Requirement:
Copy every one of the following lines verbatim, omitting the pictures.
○ ○ ○
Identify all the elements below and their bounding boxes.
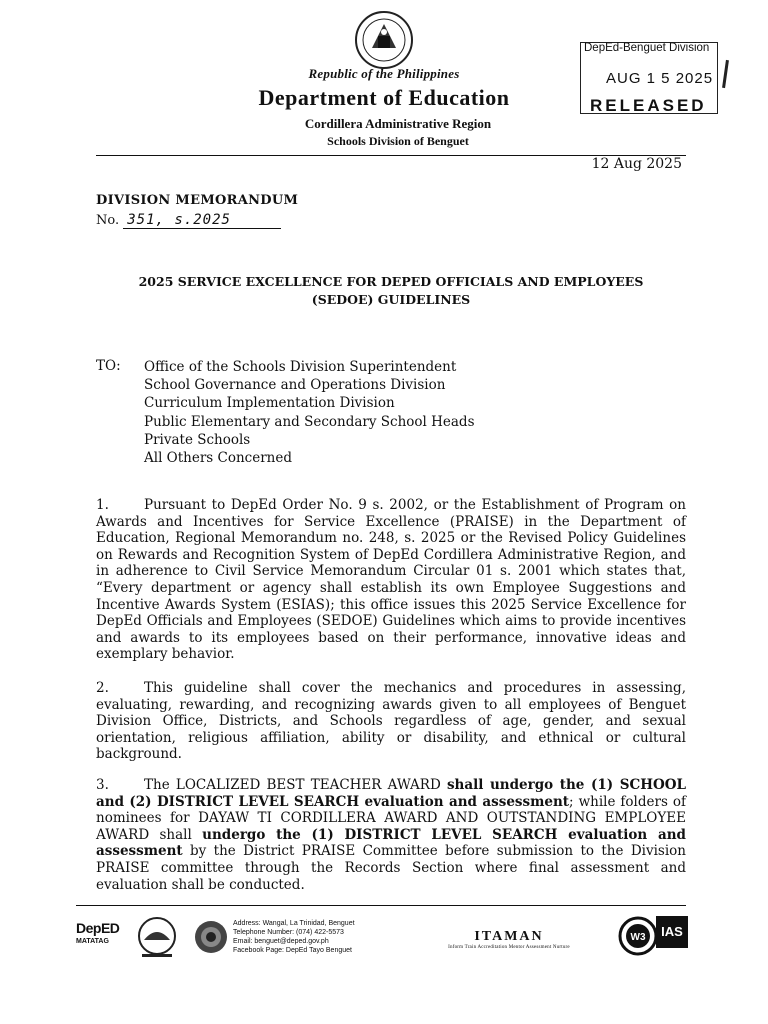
paragraph-text: This guideline shall cover the mechanics and procedures in assessing, evaluating, rewarding, and recognizing awards given to all employees of Benguet Division Office, Districts, and Schools regardless of age, gender, and sexual orientation, religious affiliation, ability or disability, and ethnical or cultural background. [96, 680, 686, 763]
footer-divider [76, 905, 686, 906]
memo-subject [96, 273, 686, 309]
subject-line-1: 2025 SERVICE EXCELLENCE FOR DEPED OFFICIALS AND EMPLOYEES [138, 274, 644, 289]
memo-number [96, 212, 281, 229]
deped-logo [76, 920, 120, 945]
paragraph-number: 2. [96, 680, 109, 696]
paragraph-2 [96, 680, 686, 763]
footer-facebook[interactable]: Facebook Page: DepEd Tayo Benguet [233, 947, 352, 954]
memo-number-label: No. [96, 213, 120, 228]
recipient-item: Office of the Schools Division Superintendent [144, 359, 457, 375]
deped-logo-text: DepED [76, 920, 120, 936]
paragraph-text: Pursuant to DepEd Order No. 9 s. 2002, or the Establishment of Program on Awards and Incentives for Service Excellence (PRAISE) in the Department of Education, Regional Memorandum no. 248, s. 2025 or the Revised Policy Guidelines on Rewards and Recognition System of DepEd Cordillera Administrative Region, and in adherence to Civil Service Memorandum Circular 01 s. 2001 which states that, “Every department or agency shall establish its own Employee Suggestions and Incentive Awards System (ESIAS); this office issues this 2025 Service Excellence for DepEd Officials and Employees (SEDOE) Guidelines which aims to provide incentives and awards to its employees based on their performance, innovative ideas and exemplary behavior. [96, 497, 686, 663]
recipient-item: All Others Concerned [144, 450, 293, 467]
itaman-title: ITAMAN [474, 929, 544, 944]
footer-contact [233, 919, 355, 955]
paragraph-number: 3. [96, 777, 109, 793]
footer-address: Address: Wangal, La Trinidad, Benguet [233, 920, 355, 927]
memo-title: DIVISION MEMORANDUM [96, 193, 299, 208]
released-stamp [576, 38, 724, 120]
stamp-status: RELEASED [590, 96, 707, 115]
recipient-item: Private Schools [144, 431, 251, 448]
paragraph-1 [96, 497, 686, 663]
division-heading: Schools Division of Benguet [327, 134, 469, 148]
matatag-text: MATATAG [76, 938, 109, 945]
memo-number-value: 351, s.2025 [123, 212, 281, 229]
footer-email[interactable]: Email: benguet@deped.gov.ph [233, 938, 329, 945]
itaman-logo [418, 929, 600, 950]
footer-telephone: Telephone Number: (074) 422-5573 [233, 929, 344, 936]
paragraph-number: 1. [96, 497, 109, 513]
division-seal-icon [194, 920, 228, 954]
recipient-item: Curriculum Implementation Division [144, 395, 395, 412]
stamp-date: AUG 1 5 2025 [606, 70, 714, 87]
bagong-pilipinas-logo-icon [134, 916, 180, 960]
paragraph-3 [96, 777, 686, 893]
region-heading: Cordillera Administrative Region [304, 116, 492, 131]
w3-seal-icon [618, 916, 658, 956]
ias-logo: IAS [656, 916, 688, 948]
department-heading: Department of Education [258, 85, 510, 110]
paragraph-text: by the District PRAISE Committee before submission to the Division PRAISE committee through the Records Section where final assessment and evaluation shall be conducted. [96, 843, 686, 893]
memo-date: 12 Aug 2025 [591, 156, 682, 172]
paragraph-emphasis: undergo the (1) DISTRICT LEVEL SEARCH evaluation and assessment [96, 826, 686, 860]
paragraph-text: The LOCALIZED BEST TEACHER AWARD [144, 777, 447, 793]
republic-heading: Republic of the Philippines [308, 66, 460, 81]
svg-text:W3: W3 [630, 932, 646, 943]
recipient-list [144, 358, 475, 467]
stamp-office: DepEd-Benguet Division [584, 42, 710, 54]
recipient-item: Public Elementary and Secondary School Heads [144, 413, 475, 430]
paragraph-text: ; while folders of nominees for DAYAW TI CORDILLERA AWARD AND OUTSTANDING EMPLOYEE AWARD shall [96, 793, 686, 843]
recipient-item: School Governance and Operations Division [144, 377, 446, 394]
deped-seal-icon [354, 10, 414, 70]
itaman-subtitle: Inform Train Accreditation Mentor Assessment Nurture [448, 945, 570, 950]
paragraph-emphasis: shall undergo the (1) SCHOOL and (2) DISTRICT LEVEL SEARCH evaluation and assessment [96, 777, 686, 810]
subject-line-2: (SEDOE) GUIDELINES [311, 292, 471, 307]
to-label: TO: [96, 358, 121, 374]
○ ○ ○
Result below:
Identify all the elements below and their bounding boxes.
paragraph-text: This guideline shall cover the mechanics and procedures in assessing, evaluating, rewarding, and recognizing awards given to all employees of Benguet Division Office, Districts, and Schools regardless of age, gender, and sexual orientation, religious affiliation, ability or disability, and ethnical or cultural background. [96, 680, 686, 763]
footer-divider [76, 905, 686, 906]
memo-subject [96, 273, 686, 309]
subject-line-1: 2025 SERVICE EXCELLENCE FOR DEPED OFFICIALS AND EMPLOYEES [138, 274, 644, 289]
memo-number [96, 212, 281, 229]
deped-logo [76, 920, 120, 945]
paragraph-number: 2. [96, 680, 109, 696]
paragraph-2 [96, 680, 686, 763]
footer-facebook[interactable]: Facebook Page: DepEd Tayo Benguet [233, 947, 352, 954]
memo-number-label: No. [96, 213, 120, 228]
recipient-item: Office of the Schools Division Superintendent [144, 359, 457, 375]
deped-logo-text: DepED [76, 920, 120, 936]
paragraph-text: Pursuant to DepEd Order No. 9 s. 2002, or the Establishment of Program on Awards and Incentives for Service Excellence (PRAISE) in the Department of Education, Regional Memorandum no. 248, s. 2025 or the Revised Policy Guidelines on Rewards and Recognition System of DepEd Cordillera Administrative Region, and in adherence to Civil Service Memorandum Circular 01 s. 2001 which states that, “Every department or agency shall establish its own Employee Suggestions and Incentive Awards System (ESIAS); this office issues this 2025 Service Excellence for DepEd Officials and Employees (SEDOE) Guidelines which aims to provide incentives and awards to its employees based on their performance, innovative ideas and exemplary behavior. [96, 497, 686, 663]
recipient-item: All Others Concerned [144, 450, 293, 467]
itaman-title: ITAMAN [474, 929, 544, 944]
footer-contact [233, 919, 355, 955]
paragraph-number: 3. [96, 777, 109, 793]
footer-address: Address: Wangal, La Trinidad, Benguet [233, 920, 355, 927]
memo-title: DIVISION MEMORANDUM [96, 193, 299, 208]
released-stamp [576, 38, 724, 120]
stamp-status: RELEASED [590, 96, 707, 115]
recipient-item: Private Schools [144, 431, 251, 448]
paragraph-1 [96, 497, 686, 663]
division-heading: Schools Division of Benguet [327, 134, 469, 148]
matatag-text: MATATAG [76, 938, 109, 945]
memo-number-value: 351, s.2025 [123, 212, 281, 229]
footer-email[interactable]: Email: benguet@deped.gov.ph [233, 938, 329, 945]
itaman-logo [418, 929, 600, 950]
footer-telephone: Telephone Number: (074) 422-5573 [233, 929, 344, 936]
paragraph-number: 1. [96, 497, 109, 513]
division-seal-icon [194, 920, 228, 954]
recipient-item: Curriculum Implementation Division [144, 395, 395, 412]
stamp-date: AUG 1 5 2025 [606, 70, 714, 87]
bagong-pilipinas-logo-icon [134, 916, 180, 960]
paragraph-3 [96, 777, 686, 893]
region-heading: Cordillera Administrative Region [304, 116, 492, 131]
w3-seal-icon [618, 916, 658, 956]
ias-logo: IAS [656, 916, 688, 948]
department-heading: Department of Education [258, 85, 510, 110]
paragraph-text: by the District PRAISE Committee before submission to the Division PRAISE committee through the Records Section where final assessment and evaluation shall be conducted. [96, 843, 686, 893]
memo-date: 12 Aug 2025 [591, 156, 682, 172]
paragraph-emphasis: undergo the (1) DISTRICT LEVEL SEARCH evaluation and assessment [96, 826, 686, 860]
paragraph-text: The LOCALIZED BEST TEACHER AWARD [144, 777, 447, 793]
republic-heading: Republic of the Philippines [308, 66, 460, 81]
svg-text:W3: W3 [630, 932, 646, 943]
recipient-list [144, 358, 475, 467]
stamp-office: DepEd-Benguet Division [584, 42, 710, 54]
recipient-item: Public Elementary and Secondary School Heads [144, 413, 475, 430]
paragraph-text: ; while folders of nominees for DAYAW TI CORDILLERA AWARD AND OUTSTANDING EMPLOYEE AWARD shall [96, 793, 686, 843]
recipient-item: School Governance and Operations Division [144, 377, 446, 394]
deped-seal-icon [354, 10, 414, 70]
itaman-subtitle: Inform Train Accreditation Mentor Assessment Nurture [448, 945, 570, 950]
paragraph-emphasis: shall undergo the (1) SCHOOL and (2) DISTRICT LEVEL SEARCH evaluation and assessment [96, 777, 686, 810]
subject-line-2: (SEDOE) GUIDELINES [311, 292, 471, 307]
to-label: TO: [96, 358, 121, 374]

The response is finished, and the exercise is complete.